* **The exercise**
Repeat the entries below exactly as they appear, with no pictures.

* **Record set**
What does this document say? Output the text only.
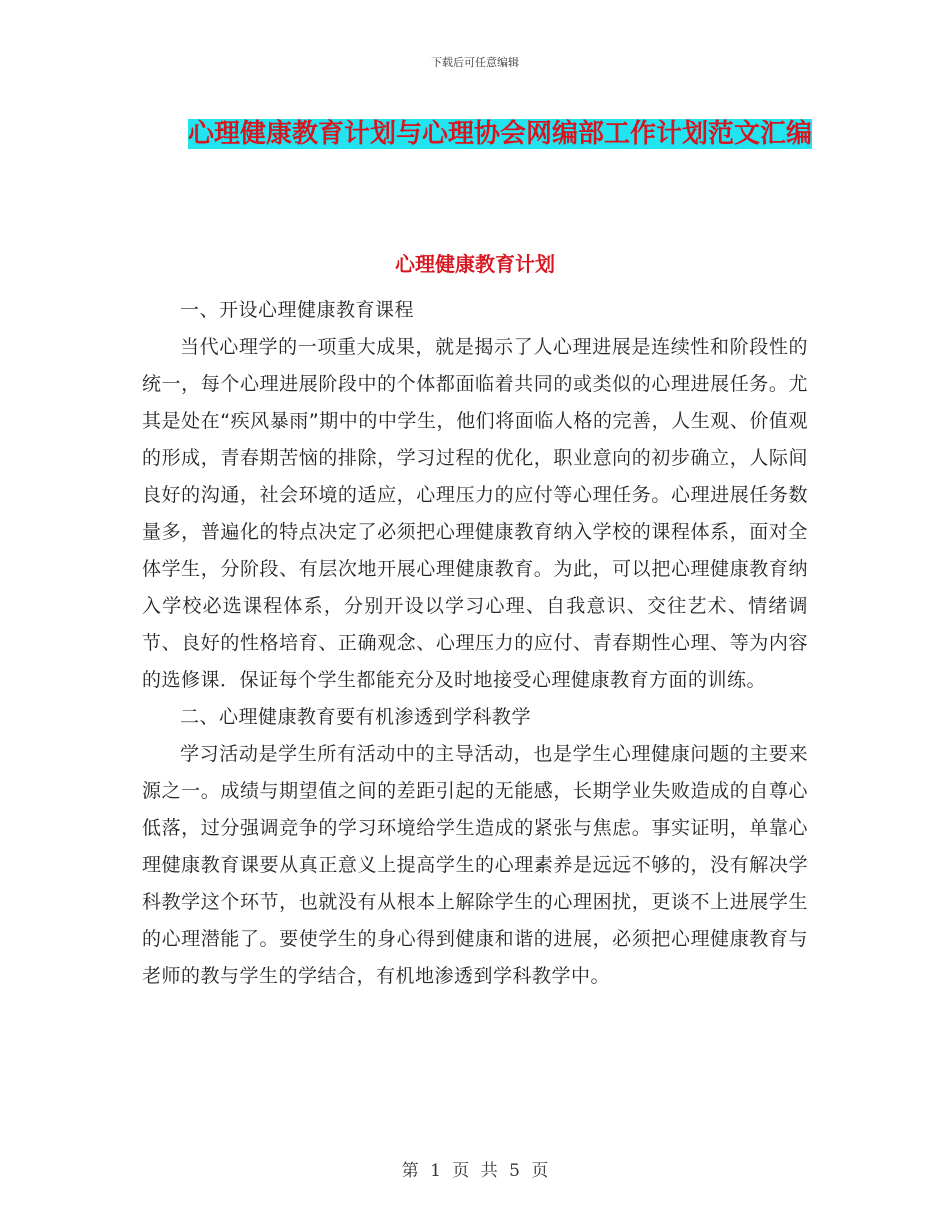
下载后可任意编辑
心理健康教育计划与心理协会网编部工作计划范文汇编
心理健康教育计划

一、开设心理健康教育课程

当代心理学的一项重大成果，就是揭示了人心理进展是连续性和阶段性的统一，每个心理进展阶段中的个体都面临着共同的或类似的心理进展任务。尤其是处在“疾风暴雨”期中的中学生，他们将面临人格的完善，人生观、价值观的形成，青春期苦恼的排除，学习过程的优化，职业意向的初步确立，人际间良好的沟通，社会环境的适应，心理压力的应付等心理任务。心理进展任务数量多，普遍化的特点决定了必须把心理健康教育纳入学校的课程体系，面对全体学生，分阶段、有层次地开展心理健康教育。为此，可以把心理健康教育纳入学校必选课程体系，分别开设以学习心理、自我意识、交往艺术、情绪调节、良好的性格培育、正确观念、心理压力的应付、青春期性心理、等为内容的选修课．保证每个学生都能充分及时地接受心理健康教育方面的训练。

二、心理健康教育要有机渗透到学科教学

学习活动是学生所有活动中的主导活动，也是学生心理健康问题的主要来源之一。成绩与期望值之间的差距引起的无能感，长期学业失败造成的自尊心低落，过分强调竞争的学习环境给学生造成的紧张与焦虑。事实证明，单靠心理健康教育课要从真正意义上提高学生的心理素养是远远不够的，没有解决学科教学这个环节，也就没有从根本上解除学生的心理困扰，更谈不上进展学生的心理潜能了。要使学生的身心得到健康和谐的进展，必须把心理健康教育与老师的教与学生的学结合，有机地渗透到学科教学中。

第 1 页 共 5 页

* **Solved problem**
What does this document say? Output the text only.
下载后可任意编辑
心理健康教育计划与心理协会网编部工作计划范文汇编
心理健康教育计划

一、开设心理健康教育课程

当代心理学的一项重大成果，就是揭示了人心理进展是连续性和阶段性的统一，每个心理进展阶段中的个体都面临着共同的或类似的心理进展任务。尤其是处在“疾风暴雨”期中的中学生，他们将面临人格的完善，人生观、价值观的形成，青春期苦恼的排除，学习过程的优化，职业意向的初步确立，人际间良好的沟通，社会环境的适应，心理压力的应付等心理任务。心理进展任务数量多，普遍化的特点决定了必须把心理健康教育纳入学校的课程体系，面对全体学生，分阶段、有层次地开展心理健康教育。为此，可以把心理健康教育纳入学校必选课程体系，分别开设以学习心理、自我意识、交往艺术、情绪调节、良好的性格培育、正确观念、心理压力的应付、青春期性心理、等为内容的选修课．保证每个学生都能充分及时地接受心理健康教育方面的训练。

二、心理健康教育要有机渗透到学科教学

学习活动是学生所有活动中的主导活动，也是学生心理健康问题的主要来源之一。成绩与期望值之间的差距引起的无能感，长期学业失败造成的自尊心低落，过分强调竞争的学习环境给学生造成的紧张与焦虑。事实证明，单靠心理健康教育课要从真正意义上提高学生的心理素养是远远不够的，没有解决学科教学这个环节，也就没有从根本上解除学生的心理困扰，更谈不上进展学生的心理潜能了。要使学生的身心得到健康和谐的进展，必须把心理健康教育与老师的教与学生的学结合，有机地渗透到学科教学中。

第 1 页 共 5 页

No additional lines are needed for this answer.